## start

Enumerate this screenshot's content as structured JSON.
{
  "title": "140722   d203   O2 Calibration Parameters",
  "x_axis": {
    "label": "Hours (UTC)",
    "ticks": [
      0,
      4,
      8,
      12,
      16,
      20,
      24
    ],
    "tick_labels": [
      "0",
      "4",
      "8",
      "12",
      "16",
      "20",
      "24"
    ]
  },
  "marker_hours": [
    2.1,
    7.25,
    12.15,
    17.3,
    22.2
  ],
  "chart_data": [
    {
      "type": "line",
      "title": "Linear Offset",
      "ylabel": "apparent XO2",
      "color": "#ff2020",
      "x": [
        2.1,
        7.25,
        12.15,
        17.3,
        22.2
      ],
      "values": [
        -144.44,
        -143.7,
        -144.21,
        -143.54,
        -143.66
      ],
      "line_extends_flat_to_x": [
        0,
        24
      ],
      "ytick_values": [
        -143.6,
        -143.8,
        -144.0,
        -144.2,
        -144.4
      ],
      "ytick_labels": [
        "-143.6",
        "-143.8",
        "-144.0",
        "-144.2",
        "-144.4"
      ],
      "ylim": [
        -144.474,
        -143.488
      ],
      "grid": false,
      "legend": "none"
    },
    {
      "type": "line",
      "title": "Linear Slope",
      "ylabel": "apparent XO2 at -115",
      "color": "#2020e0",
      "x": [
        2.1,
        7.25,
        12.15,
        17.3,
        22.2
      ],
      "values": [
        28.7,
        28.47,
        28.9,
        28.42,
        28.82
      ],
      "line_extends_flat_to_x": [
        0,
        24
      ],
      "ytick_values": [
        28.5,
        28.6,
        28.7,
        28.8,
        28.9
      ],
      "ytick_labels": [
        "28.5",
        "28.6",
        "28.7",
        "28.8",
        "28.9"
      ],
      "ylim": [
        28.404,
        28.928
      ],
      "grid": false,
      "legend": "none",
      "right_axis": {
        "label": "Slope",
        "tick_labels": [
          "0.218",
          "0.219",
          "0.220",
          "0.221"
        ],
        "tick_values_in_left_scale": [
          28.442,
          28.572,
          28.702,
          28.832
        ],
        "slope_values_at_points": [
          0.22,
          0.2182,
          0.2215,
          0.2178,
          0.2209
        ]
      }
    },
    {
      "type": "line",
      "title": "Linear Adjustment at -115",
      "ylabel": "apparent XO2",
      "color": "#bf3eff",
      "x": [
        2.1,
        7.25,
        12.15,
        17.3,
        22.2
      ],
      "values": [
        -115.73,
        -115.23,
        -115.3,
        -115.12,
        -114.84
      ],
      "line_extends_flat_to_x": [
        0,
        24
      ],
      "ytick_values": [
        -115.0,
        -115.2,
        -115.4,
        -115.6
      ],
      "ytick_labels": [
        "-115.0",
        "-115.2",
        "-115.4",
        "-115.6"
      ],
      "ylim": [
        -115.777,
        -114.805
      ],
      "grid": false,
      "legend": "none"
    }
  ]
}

## end

■ PROBLEM TO WORK ON: Track down every line of the material containing the string "color", and copy it.

■ WRITTEN RESPONSE:
      "color": "#ff2020",
      "color": "#2020e0",
      "color": "#bf3eff",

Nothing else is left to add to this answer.